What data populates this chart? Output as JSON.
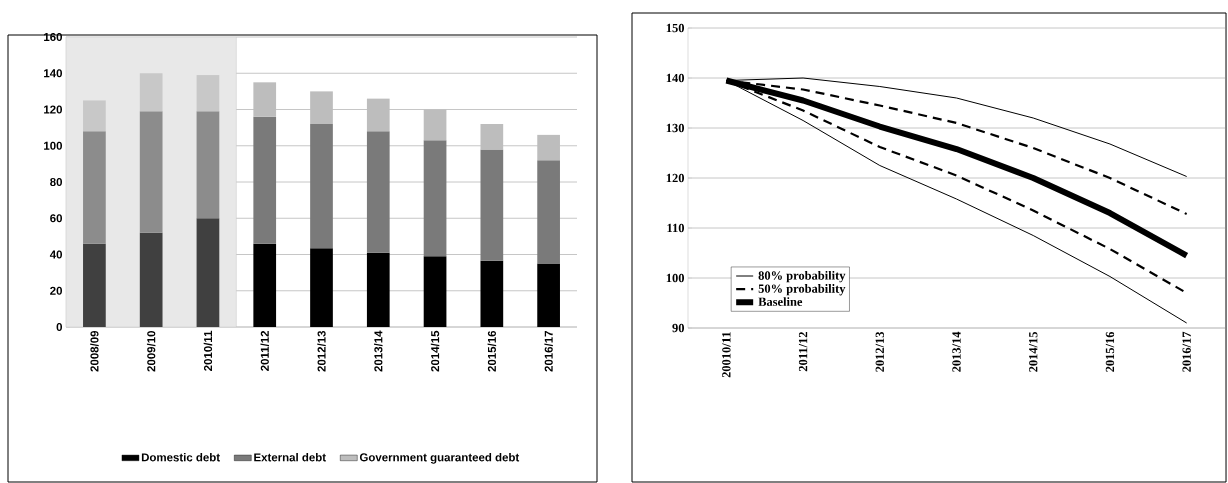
{
  "chart_data": [
    {
      "type": "bar",
      "stacked": true,
      "categories": [
        "2008/09",
        "2009/10",
        "2010/11",
        "2011/12",
        "2012/13",
        "2013/14",
        "2014/15",
        "2015/16",
        "2016/17"
      ],
      "series": [
        {
          "name": "Domestic debt",
          "color": "#000000",
          "colors": [
            "#404040",
            "#404040",
            "#404040",
            "#000000",
            "#000000",
            "#000000",
            "#000000",
            "#000000",
            "#000000"
          ],
          "values": [
            46,
            52,
            60,
            46,
            43.5,
            41,
            39,
            36.5,
            35
          ]
        },
        {
          "name": "External debt",
          "color": "#7a7a7a",
          "colors": [
            "#8c8c8c",
            "#8c8c8c",
            "#8c8c8c",
            "#7a7a7a",
            "#7a7a7a",
            "#7a7a7a",
            "#7a7a7a",
            "#7a7a7a",
            "#7a7a7a"
          ],
          "values": [
            62,
            67,
            59,
            70,
            68.5,
            67,
            64,
            61.5,
            57
          ]
        },
        {
          "name": "Government guaranteed debt",
          "color": "#bdbdbd",
          "colors": [
            "#c8c8c8",
            "#c8c8c8",
            "#c8c8c8",
            "#bdbdbd",
            "#bdbdbd",
            "#bdbdbd",
            "#bdbdbd",
            "#bdbdbd",
            "#bdbdbd"
          ],
          "values": [
            17,
            21,
            20,
            19,
            18,
            18,
            17,
            14,
            14
          ]
        }
      ],
      "bands": [
        {
          "axis": "x",
          "from": "2008/09",
          "to": "2010/11",
          "color": "#e8e8e8"
        }
      ],
      "ylim": [
        0,
        160
      ],
      "yticks": [
        0,
        20,
        40,
        60,
        80,
        100,
        120,
        140,
        160
      ],
      "grid": "y",
      "legend": "bottom"
    },
    {
      "type": "line",
      "categories": [
        "20010/11",
        "2011/12",
        "2012/13",
        "2013/14",
        "2014/15",
        "2015/16",
        "2016/17"
      ],
      "series": [
        {
          "name": "80% probability",
          "color": "#000000",
          "line_style": "solid",
          "values": [
            139.5,
            140,
            138.3,
            136,
            132,
            126.8,
            120.3
          ]
        },
        {
          "name": "50% probability",
          "color": "#000000",
          "line_style": "dashed",
          "values": [
            139.5,
            137.7,
            134.5,
            131,
            126,
            120,
            112.8
          ]
        },
        {
          "name": "Baseline",
          "color": "#000000",
          "line_style": "solid",
          "values": [
            139.5,
            135.5,
            130.3,
            125.8,
            120,
            113,
            104.5
          ]
        },
        {
          "color": "#000000",
          "line_style": "dashed",
          "values": [
            139.5,
            133.5,
            126.2,
            120.5,
            113.5,
            105.8,
            97
          ]
        },
        {
          "color": "#000000",
          "line_style": "solid",
          "values": [
            139.5,
            131.5,
            122.5,
            115.8,
            108.5,
            100.3,
            91
          ]
        }
      ],
      "ylim": [
        90,
        150
      ],
      "yticks": [
        90,
        100,
        110,
        120,
        130,
        140,
        150
      ],
      "grid": "y",
      "legend": "bottom left"
    }
  ]
}
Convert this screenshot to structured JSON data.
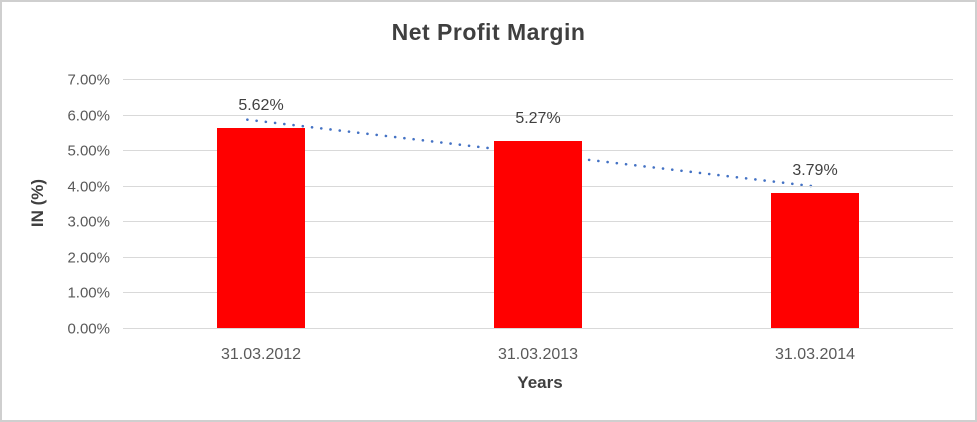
{
  "chart_data": {
    "type": "bar",
    "title": "Net Profit Margin",
    "xlabel": "Years",
    "ylabel": "IN (%)",
    "categories": [
      "31.03.2012",
      "31.03.2013",
      "31.03.2014"
    ],
    "values": [
      5.62,
      5.27,
      3.79
    ],
    "data_labels": [
      "5.62%",
      "5.27%",
      "3.79%"
    ],
    "y_tick_labels": [
      "0.00%",
      "1.00%",
      "2.00%",
      "3.00%",
      "4.00%",
      "5.00%",
      "6.00%",
      "7.00%"
    ],
    "ylim": [
      0,
      7
    ],
    "legend": "none",
    "grid": true,
    "bar_color": "#ff0000",
    "gridline_color": "#d9d9d9",
    "axis_line_color": "#d9d9d9",
    "trendline": {
      "type": "linear",
      "style": "dotted",
      "color": "#4472c4",
      "start_value": 5.81,
      "end_value": 3.98
    }
  },
  "colors": {
    "title_text": "#3f3f3f",
    "tick_text": "#595959",
    "data_label_text": "#404040",
    "frame_border": "#cfcfcf",
    "background": "#ffffff"
  }
}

Short exercise — In the records above, find the line containing "Convert this screenshot". Reproduce it and every line after it through the last line, omitting pictures.

Exercise answer —
Convert this screenshot to structured JSON data.
{
  "chart_data": {
    "type": "bar",
    "title": "Net Profit Margin",
    "xlabel": "Years",
    "ylabel": "IN (%)",
    "categories": [
      "31.03.2012",
      "31.03.2013",
      "31.03.2014"
    ],
    "values": [
      5.62,
      5.27,
      3.79
    ],
    "data_labels": [
      "5.62%",
      "5.27%",
      "3.79%"
    ],
    "y_tick_labels": [
      "0.00%",
      "1.00%",
      "2.00%",
      "3.00%",
      "4.00%",
      "5.00%",
      "6.00%",
      "7.00%"
    ],
    "ylim": [
      0,
      7
    ],
    "legend": "none",
    "grid": true,
    "bar_color": "#ff0000",
    "gridline_color": "#d9d9d9",
    "axis_line_color": "#d9d9d9",
    "trendline": {
      "type": "linear",
      "style": "dotted",
      "color": "#4472c4",
      "start_value": 5.81,
      "end_value": 3.98
    }
  },
  "colors": {
    "title_text": "#3f3f3f",
    "tick_text": "#595959",
    "data_label_text": "#404040",
    "frame_border": "#cfcfcf",
    "background": "#ffffff"
  }
}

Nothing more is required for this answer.